(Stated exercise)
The records below are to be copied word for word, with every picture left out.

*** Given data ***

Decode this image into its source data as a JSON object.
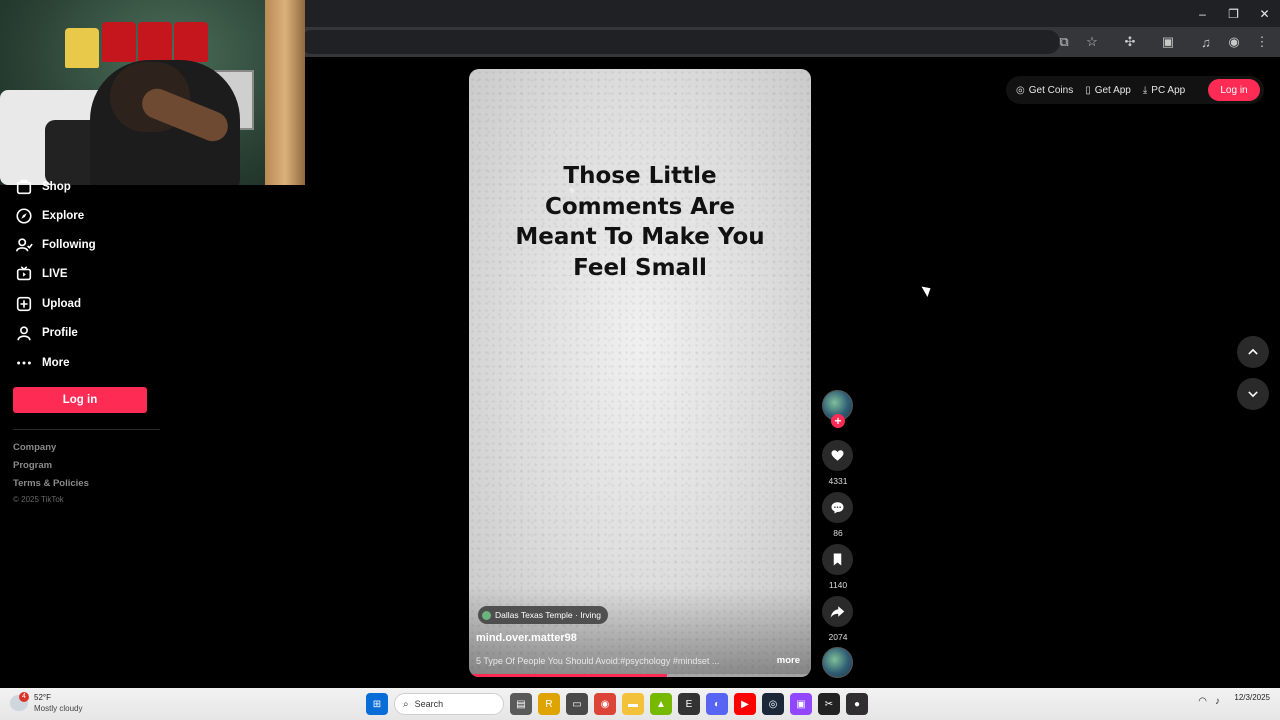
{
  "window": {
    "controls": {
      "minimize": "–",
      "restore": "❐",
      "close": "✕"
    }
  },
  "toolbar": {
    "icons": [
      "install-icon",
      "star-icon",
      "extensions-icon",
      "tab-search-icon",
      "media-icon",
      "profile-icon",
      "menu-icon"
    ]
  },
  "sidebar": {
    "items": [
      {
        "label": "Shop",
        "icon": "shop-icon"
      },
      {
        "label": "Explore",
        "icon": "compass-icon"
      },
      {
        "label": "Following",
        "icon": "following-icon"
      },
      {
        "label": "LIVE",
        "icon": "live-icon"
      },
      {
        "label": "Upload",
        "icon": "upload-icon"
      },
      {
        "label": "Profile",
        "icon": "profile-icon"
      },
      {
        "label": "More",
        "icon": "more-icon"
      }
    ],
    "login_label": "Log in",
    "footer": {
      "company": "Company",
      "program": "Program",
      "terms": "Terms & Policies",
      "copyright": "© 2025 TikTok"
    }
  },
  "header": {
    "get_coins": "Get Coins",
    "get_app": "Get App",
    "pc_app": "PC App",
    "login_label": "Log in"
  },
  "video": {
    "caption_lines": [
      "Those Little",
      "Comments Are",
      "Meant To Make You",
      "Feel Small"
    ],
    "location": "Dallas Texas Temple · Irving",
    "author": "mind.over.matter98",
    "description": "5 Type Of People You Should Avoid:#psychology #mindset ...",
    "more_label": "more",
    "progress": 0.58
  },
  "actions": {
    "likes": "4331",
    "comments": "86",
    "saves": "1140",
    "shares": "2074"
  },
  "taskbar": {
    "weather_badge": "4",
    "weather_temp": "52°F",
    "weather_desc": "Mostly cloudy",
    "search_placeholder": "Search",
    "clock_time": "",
    "clock_date": "12/3/2025"
  }
}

***

(Solution to this exercise)
Decode this image into its source data as a JSON object.
{
  "window": {
    "controls": {
      "minimize": "–",
      "restore": "❐",
      "close": "✕"
    }
  },
  "toolbar": {
    "icons": [
      "install-icon",
      "star-icon",
      "extensions-icon",
      "tab-search-icon",
      "media-icon",
      "profile-icon",
      "menu-icon"
    ]
  },
  "sidebar": {
    "items": [
      {
        "label": "Shop",
        "icon": "shop-icon"
      },
      {
        "label": "Explore",
        "icon": "compass-icon"
      },
      {
        "label": "Following",
        "icon": "following-icon"
      },
      {
        "label": "LIVE",
        "icon": "live-icon"
      },
      {
        "label": "Upload",
        "icon": "upload-icon"
      },
      {
        "label": "Profile",
        "icon": "profile-icon"
      },
      {
        "label": "More",
        "icon": "more-icon"
      }
    ],
    "login_label": "Log in",
    "footer": {
      "company": "Company",
      "program": "Program",
      "terms": "Terms & Policies",
      "copyright": "© 2025 TikTok"
    }
  },
  "header": {
    "get_coins": "Get Coins",
    "get_app": "Get App",
    "pc_app": "PC App",
    "login_label": "Log in"
  },
  "video": {
    "caption_lines": [
      "Those Little",
      "Comments Are",
      "Meant To Make You",
      "Feel Small"
    ],
    "location": "Dallas Texas Temple · Irving",
    "author": "mind.over.matter98",
    "description": "5 Type Of People You Should Avoid:#psychology #mindset ...",
    "more_label": "more",
    "progress": 0.58
  },
  "actions": {
    "likes": "4331",
    "comments": "86",
    "saves": "1140",
    "shares": "2074"
  },
  "taskbar": {
    "weather_badge": "4",
    "weather_temp": "52°F",
    "weather_desc": "Mostly cloudy",
    "search_placeholder": "Search",
    "clock_time": "",
    "clock_date": "12/3/2025"
  }
}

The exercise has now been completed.